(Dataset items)
......

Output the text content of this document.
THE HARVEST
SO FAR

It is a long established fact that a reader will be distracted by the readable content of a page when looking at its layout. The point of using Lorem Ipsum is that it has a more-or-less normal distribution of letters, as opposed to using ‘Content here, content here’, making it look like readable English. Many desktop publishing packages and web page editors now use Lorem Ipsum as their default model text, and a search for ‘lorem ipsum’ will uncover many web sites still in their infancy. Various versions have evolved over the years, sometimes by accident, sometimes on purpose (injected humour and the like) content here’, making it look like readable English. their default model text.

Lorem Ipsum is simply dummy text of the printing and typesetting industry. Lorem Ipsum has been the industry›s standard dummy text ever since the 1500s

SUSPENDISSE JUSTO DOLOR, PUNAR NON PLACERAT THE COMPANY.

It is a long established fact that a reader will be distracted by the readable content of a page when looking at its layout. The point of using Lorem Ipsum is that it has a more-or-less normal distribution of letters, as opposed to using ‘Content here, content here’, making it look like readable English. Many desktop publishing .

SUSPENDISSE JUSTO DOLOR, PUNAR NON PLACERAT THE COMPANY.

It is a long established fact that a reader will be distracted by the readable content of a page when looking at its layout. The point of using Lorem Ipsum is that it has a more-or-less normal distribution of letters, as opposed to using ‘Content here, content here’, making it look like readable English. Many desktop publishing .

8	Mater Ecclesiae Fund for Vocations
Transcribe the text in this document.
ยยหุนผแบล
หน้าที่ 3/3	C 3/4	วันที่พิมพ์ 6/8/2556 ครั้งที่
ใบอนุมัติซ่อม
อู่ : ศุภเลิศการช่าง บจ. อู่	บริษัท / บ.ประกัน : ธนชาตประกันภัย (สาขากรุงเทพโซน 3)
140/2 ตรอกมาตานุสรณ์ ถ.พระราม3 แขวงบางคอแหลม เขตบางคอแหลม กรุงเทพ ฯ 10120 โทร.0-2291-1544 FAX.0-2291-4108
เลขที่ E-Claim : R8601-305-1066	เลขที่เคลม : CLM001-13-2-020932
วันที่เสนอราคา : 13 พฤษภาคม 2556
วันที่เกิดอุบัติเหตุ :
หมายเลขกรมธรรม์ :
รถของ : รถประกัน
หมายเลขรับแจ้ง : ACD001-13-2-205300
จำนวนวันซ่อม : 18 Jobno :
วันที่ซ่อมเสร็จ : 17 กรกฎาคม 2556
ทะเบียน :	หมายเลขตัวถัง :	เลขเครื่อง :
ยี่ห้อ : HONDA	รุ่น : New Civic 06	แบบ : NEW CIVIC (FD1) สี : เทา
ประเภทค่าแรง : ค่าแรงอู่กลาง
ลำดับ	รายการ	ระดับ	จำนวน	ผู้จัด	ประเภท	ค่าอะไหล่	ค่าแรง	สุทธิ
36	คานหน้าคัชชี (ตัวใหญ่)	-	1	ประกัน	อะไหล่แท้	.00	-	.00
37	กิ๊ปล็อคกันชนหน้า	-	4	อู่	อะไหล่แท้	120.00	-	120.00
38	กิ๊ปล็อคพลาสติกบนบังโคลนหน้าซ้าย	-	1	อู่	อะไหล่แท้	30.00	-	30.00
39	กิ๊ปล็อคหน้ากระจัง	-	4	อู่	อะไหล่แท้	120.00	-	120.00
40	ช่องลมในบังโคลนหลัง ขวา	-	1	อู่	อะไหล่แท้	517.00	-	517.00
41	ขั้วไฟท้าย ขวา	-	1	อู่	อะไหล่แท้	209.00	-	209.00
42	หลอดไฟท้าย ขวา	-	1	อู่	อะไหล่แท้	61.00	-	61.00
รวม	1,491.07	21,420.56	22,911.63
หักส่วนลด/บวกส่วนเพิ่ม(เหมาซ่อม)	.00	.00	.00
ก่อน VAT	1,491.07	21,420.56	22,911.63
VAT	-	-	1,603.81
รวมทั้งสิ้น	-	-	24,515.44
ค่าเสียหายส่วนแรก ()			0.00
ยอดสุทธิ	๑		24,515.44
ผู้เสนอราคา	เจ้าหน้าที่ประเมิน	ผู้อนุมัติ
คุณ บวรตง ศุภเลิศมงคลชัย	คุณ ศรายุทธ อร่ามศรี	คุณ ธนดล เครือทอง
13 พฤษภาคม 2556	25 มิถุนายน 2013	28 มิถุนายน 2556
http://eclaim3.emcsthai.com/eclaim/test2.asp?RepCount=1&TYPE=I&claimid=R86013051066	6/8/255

......

### What to produce:
Send back all of the entries exactly, with nothing missing.

### Task result:
Output the text content of this document.
THE HARVEST
SO FAR

It is a long established fact that a reader will be distracted by the readable content of a page when looking at its layout. The point of using Lorem Ipsum is that it has a more-or-less normal distribution of letters, as opposed to using ‘Content here, content here’, making it look like readable English. Many desktop publishing packages and web page editors now use Lorem Ipsum as their default model text, and a search for ‘lorem ipsum’ will uncover many web sites still in their infancy. Various versions have evolved over the years, sometimes by accident, sometimes on purpose (injected humour and the like) content here’, making it look like readable English. their default model text.

Lorem Ipsum is simply dummy text of the printing and typesetting industry. Lorem Ipsum has been the industry›s standard dummy text ever since the 1500s

SUSPENDISSE JUSTO DOLOR, PUNAR NON PLACERAT THE COMPANY.

It is a long established fact that a reader will be distracted by the readable content of a page when looking at its layout. The point of using Lorem Ipsum is that it has a more-or-less normal distribution of letters, as opposed to using ‘Content here, content here’, making it look like readable English. Many desktop publishing .

SUSPENDISSE JUSTO DOLOR, PUNAR NON PLACERAT THE COMPANY.

It is a long established fact that a reader will be distracted by the readable content of a page when looking at its layout. The point of using Lorem Ipsum is that it has a more-or-less normal distribution of letters, as opposed to using ‘Content here, content here’, making it look like readable English. Many desktop publishing .

8	Mater Ecclesiae Fund for Vocations
Transcribe the text in this document.
ยยหุนผแบล
หน้าที่ 3/3	C 3/4	วันที่พิมพ์ 6/8/2556 ครั้งที่
ใบอนุมัติซ่อม
อู่ : ศุภเลิศการช่าง บจ. อู่	บริษัท / บ.ประกัน : ธนชาตประกันภัย (สาขากรุงเทพโซน 3)
140/2 ตรอกมาตานุสรณ์ ถ.พระราม3 แขวงบางคอแหลม เขตบางคอแหลม กรุงเทพ ฯ 10120 โทร.0-2291-1544 FAX.0-2291-4108
เลขที่ E-Claim : R8601-305-1066	เลขที่เคลม : CLM001-13-2-020932
วันที่เสนอราคา : 13 พฤษภาคม 2556
วันที่เกิดอุบัติเหตุ :
หมายเลขกรมธรรม์ :
รถของ : รถประกัน
หมายเลขรับแจ้ง : ACD001-13-2-205300
จำนวนวันซ่อม : 18 Jobno :
วันที่ซ่อมเสร็จ : 17 กรกฎาคม 2556
ทะเบียน :	หมายเลขตัวถัง :	เลขเครื่อง :
ยี่ห้อ : HONDA	รุ่น : New Civic 06	แบบ : NEW CIVIC (FD1) สี : เทา
ประเภทค่าแรง : ค่าแรงอู่กลาง
ลำดับ	รายการ	ระดับ	จำนวน	ผู้จัด	ประเภท	ค่าอะไหล่	ค่าแรง	สุทธิ
36	คานหน้าคัชชี (ตัวใหญ่)	-	1	ประกัน	อะไหล่แท้	.00	-	.00
37	กิ๊ปล็อคกันชนหน้า	-	4	อู่	อะไหล่แท้	120.00	-	120.00
38	กิ๊ปล็อคพลาสติกบนบังโคลนหน้าซ้าย	-	1	อู่	อะไหล่แท้	30.00	-	30.00
39	กิ๊ปล็อคหน้ากระจัง	-	4	อู่	อะไหล่แท้	120.00	-	120.00
40	ช่องลมในบังโคลนหลัง ขวา	-	1	อู่	อะไหล่แท้	517.00	-	517.00
41	ขั้วไฟท้าย ขวา	-	1	อู่	อะไหล่แท้	209.00	-	209.00
42	หลอดไฟท้าย ขวา	-	1	อู่	อะไหล่แท้	61.00	-	61.00
รวม	1,491.07	21,420.56	22,911.63
หักส่วนลด/บวกส่วนเพิ่ม(เหมาซ่อม)	.00	.00	.00
ก่อน VAT	1,491.07	21,420.56	22,911.63
VAT	-	-	1,603.81
รวมทั้งสิ้น	-	-	24,515.44
ค่าเสียหายส่วนแรก ()			0.00
ยอดสุทธิ	๑		24,515.44
ผู้เสนอราคา	เจ้าหน้าที่ประเมิน	ผู้อนุมัติ
คุณ บวรตง ศุภเลิศมงคลชัย	คุณ ศรายุทธ อร่ามศรี	คุณ ธนดล เครือทอง
13 พฤษภาคม 2556	25 มิถุนายน 2013	28 มิถุนายน 2556
http://eclaim3.emcsthai.com/eclaim/test2.asp?RepCount=1&TYPE=I&claimid=R86013051066	6/8/255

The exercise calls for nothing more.